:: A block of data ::
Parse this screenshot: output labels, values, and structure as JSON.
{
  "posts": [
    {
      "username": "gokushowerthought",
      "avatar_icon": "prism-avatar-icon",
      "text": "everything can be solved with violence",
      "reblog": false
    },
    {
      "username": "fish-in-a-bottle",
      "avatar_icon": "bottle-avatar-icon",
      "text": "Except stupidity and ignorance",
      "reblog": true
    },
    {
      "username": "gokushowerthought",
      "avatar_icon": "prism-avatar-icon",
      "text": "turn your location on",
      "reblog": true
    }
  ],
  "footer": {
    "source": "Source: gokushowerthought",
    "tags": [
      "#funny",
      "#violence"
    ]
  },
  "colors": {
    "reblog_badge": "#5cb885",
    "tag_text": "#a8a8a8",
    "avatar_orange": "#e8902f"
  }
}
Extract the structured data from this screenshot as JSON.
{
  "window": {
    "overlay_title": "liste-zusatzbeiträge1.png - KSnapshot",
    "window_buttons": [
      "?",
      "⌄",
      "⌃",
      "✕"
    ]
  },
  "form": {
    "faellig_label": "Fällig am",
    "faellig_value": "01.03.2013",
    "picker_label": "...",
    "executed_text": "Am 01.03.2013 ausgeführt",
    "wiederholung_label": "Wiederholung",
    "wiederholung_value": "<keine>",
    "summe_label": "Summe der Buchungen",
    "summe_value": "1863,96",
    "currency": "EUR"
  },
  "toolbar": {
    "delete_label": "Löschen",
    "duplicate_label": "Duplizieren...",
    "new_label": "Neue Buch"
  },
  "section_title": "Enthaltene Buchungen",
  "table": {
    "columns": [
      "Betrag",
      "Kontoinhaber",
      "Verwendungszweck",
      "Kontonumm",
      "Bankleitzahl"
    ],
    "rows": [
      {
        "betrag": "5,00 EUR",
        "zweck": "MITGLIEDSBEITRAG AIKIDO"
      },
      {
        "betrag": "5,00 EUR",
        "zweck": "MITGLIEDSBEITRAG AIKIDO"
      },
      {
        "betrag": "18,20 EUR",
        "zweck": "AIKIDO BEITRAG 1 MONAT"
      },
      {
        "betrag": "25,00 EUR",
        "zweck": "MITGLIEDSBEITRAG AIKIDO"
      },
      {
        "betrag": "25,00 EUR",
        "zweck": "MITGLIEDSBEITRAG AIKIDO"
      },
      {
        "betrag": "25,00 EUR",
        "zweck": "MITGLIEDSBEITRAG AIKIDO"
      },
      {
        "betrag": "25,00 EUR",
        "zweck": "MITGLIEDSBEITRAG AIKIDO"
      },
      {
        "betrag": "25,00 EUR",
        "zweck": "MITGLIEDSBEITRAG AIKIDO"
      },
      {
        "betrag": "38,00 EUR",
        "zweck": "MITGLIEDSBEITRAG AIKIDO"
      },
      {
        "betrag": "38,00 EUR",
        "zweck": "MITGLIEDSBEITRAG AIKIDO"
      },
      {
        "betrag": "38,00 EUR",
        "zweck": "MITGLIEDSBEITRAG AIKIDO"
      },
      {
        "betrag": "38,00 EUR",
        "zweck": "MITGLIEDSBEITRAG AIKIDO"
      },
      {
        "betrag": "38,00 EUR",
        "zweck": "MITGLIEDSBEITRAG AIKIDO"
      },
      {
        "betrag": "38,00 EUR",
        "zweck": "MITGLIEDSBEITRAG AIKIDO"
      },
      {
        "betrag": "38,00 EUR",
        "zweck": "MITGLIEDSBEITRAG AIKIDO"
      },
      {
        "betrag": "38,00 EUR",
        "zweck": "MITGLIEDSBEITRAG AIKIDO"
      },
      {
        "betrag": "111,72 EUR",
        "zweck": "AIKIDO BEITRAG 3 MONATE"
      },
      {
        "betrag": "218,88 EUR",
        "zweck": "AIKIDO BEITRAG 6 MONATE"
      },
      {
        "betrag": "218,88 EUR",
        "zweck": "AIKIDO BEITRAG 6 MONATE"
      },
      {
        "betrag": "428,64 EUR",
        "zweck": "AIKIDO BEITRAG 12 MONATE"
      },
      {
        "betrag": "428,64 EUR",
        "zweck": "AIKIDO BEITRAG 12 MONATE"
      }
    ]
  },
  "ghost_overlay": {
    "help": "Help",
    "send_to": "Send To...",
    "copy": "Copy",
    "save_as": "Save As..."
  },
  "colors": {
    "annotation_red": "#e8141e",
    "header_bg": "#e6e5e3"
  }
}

* * *

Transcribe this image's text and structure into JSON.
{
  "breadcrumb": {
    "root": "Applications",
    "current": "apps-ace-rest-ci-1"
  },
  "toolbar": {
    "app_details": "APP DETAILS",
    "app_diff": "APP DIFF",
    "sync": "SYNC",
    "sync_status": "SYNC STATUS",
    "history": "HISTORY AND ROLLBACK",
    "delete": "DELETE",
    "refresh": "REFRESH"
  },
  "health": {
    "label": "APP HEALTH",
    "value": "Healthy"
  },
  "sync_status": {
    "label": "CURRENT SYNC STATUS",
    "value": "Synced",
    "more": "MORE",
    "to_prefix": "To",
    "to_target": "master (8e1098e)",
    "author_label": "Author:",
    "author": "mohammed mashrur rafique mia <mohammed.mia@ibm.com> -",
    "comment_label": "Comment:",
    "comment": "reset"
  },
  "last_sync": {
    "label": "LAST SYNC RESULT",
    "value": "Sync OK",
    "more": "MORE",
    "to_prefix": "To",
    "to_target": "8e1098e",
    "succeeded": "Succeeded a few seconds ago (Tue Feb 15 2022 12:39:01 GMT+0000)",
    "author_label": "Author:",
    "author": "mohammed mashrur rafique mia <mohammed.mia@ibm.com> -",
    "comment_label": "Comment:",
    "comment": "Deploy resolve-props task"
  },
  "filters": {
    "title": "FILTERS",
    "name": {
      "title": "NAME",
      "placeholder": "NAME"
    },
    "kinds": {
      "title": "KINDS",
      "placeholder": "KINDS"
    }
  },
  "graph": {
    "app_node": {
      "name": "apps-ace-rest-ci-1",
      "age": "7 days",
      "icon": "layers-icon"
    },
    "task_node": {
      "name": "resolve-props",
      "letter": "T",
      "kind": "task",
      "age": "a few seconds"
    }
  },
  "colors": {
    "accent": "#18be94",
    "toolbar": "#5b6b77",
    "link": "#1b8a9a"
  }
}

:: Prompt ::
Pick out lines containing the word "resolve", each one as written.

:: Exercise response ::
    "comment": "Deploy resolve-props task"
      "name": "resolve-props",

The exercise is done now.